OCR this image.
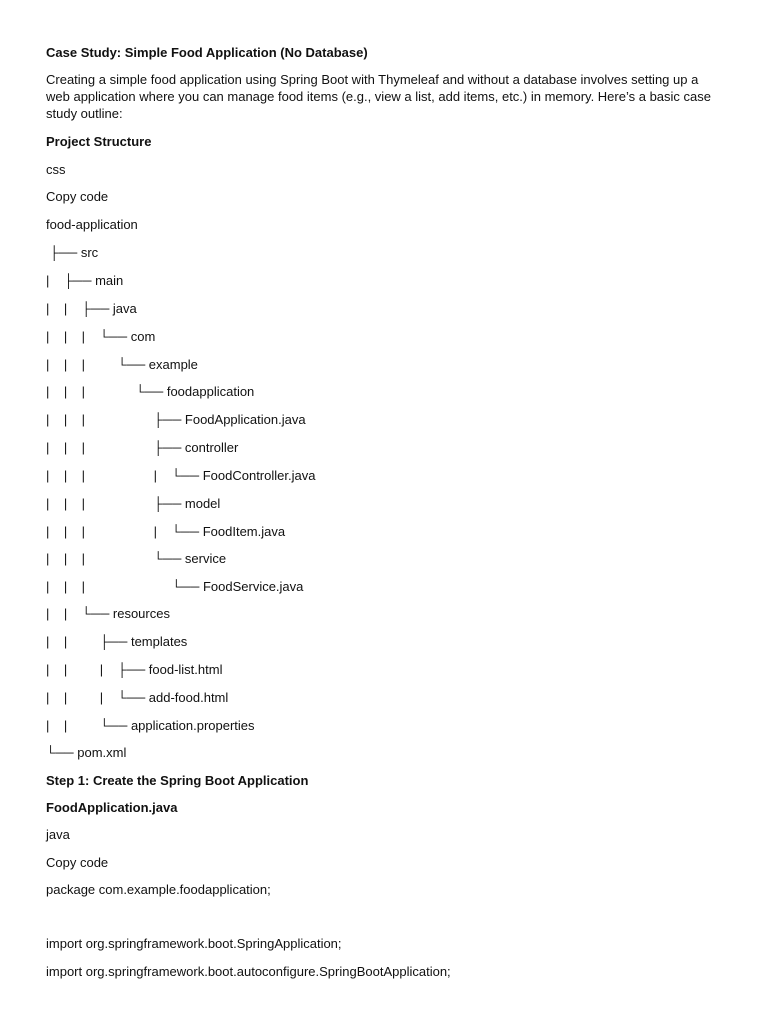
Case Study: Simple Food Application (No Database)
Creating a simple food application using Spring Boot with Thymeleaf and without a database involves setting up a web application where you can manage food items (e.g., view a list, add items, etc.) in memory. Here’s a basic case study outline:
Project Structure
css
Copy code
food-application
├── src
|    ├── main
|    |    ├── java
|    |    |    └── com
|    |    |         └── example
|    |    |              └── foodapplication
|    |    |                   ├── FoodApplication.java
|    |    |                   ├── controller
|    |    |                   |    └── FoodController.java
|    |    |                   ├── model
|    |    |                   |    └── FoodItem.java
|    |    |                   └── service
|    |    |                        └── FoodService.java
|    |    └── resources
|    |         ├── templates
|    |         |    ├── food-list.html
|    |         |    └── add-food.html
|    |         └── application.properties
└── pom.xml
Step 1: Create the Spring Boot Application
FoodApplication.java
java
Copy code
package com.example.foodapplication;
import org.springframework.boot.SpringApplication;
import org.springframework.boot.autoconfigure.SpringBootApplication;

==*==

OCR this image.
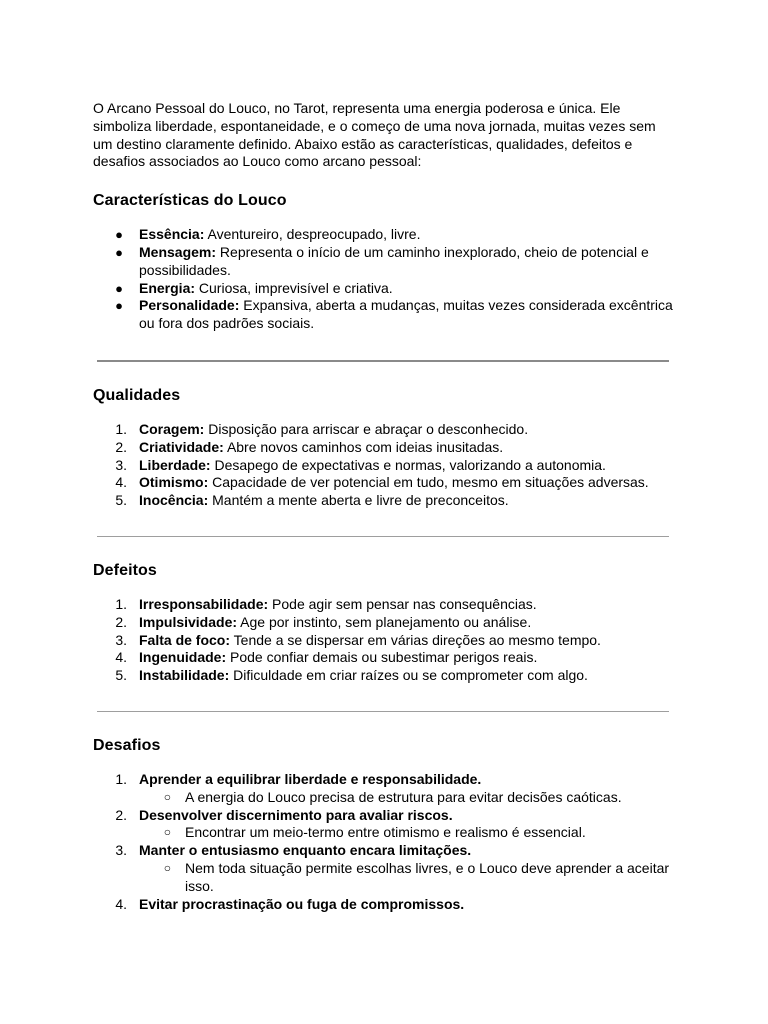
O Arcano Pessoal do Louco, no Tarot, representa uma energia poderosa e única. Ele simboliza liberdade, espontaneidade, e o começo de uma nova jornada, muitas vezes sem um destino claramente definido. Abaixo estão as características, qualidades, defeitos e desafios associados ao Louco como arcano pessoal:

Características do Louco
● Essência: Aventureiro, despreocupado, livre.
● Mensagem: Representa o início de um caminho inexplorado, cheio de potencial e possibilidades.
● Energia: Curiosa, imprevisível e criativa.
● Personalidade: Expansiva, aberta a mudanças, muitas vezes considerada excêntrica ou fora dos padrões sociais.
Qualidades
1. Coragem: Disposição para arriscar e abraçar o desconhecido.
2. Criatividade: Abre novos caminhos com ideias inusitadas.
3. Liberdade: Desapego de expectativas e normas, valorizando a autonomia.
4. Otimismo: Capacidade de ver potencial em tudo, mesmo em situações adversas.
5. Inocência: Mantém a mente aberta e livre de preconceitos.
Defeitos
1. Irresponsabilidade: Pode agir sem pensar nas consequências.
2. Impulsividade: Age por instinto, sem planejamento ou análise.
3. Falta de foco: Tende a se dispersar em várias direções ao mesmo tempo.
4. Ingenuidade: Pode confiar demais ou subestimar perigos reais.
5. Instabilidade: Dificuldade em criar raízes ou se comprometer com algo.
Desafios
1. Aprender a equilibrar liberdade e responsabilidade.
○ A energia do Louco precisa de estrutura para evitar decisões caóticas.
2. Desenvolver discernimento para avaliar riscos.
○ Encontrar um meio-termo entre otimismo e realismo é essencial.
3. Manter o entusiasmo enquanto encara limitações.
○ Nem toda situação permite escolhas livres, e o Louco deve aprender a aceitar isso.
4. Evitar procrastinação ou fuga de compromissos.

==*==

• _What you are asked to do_
State only the number of lines in these entries that contain "example".

• _Task response_
2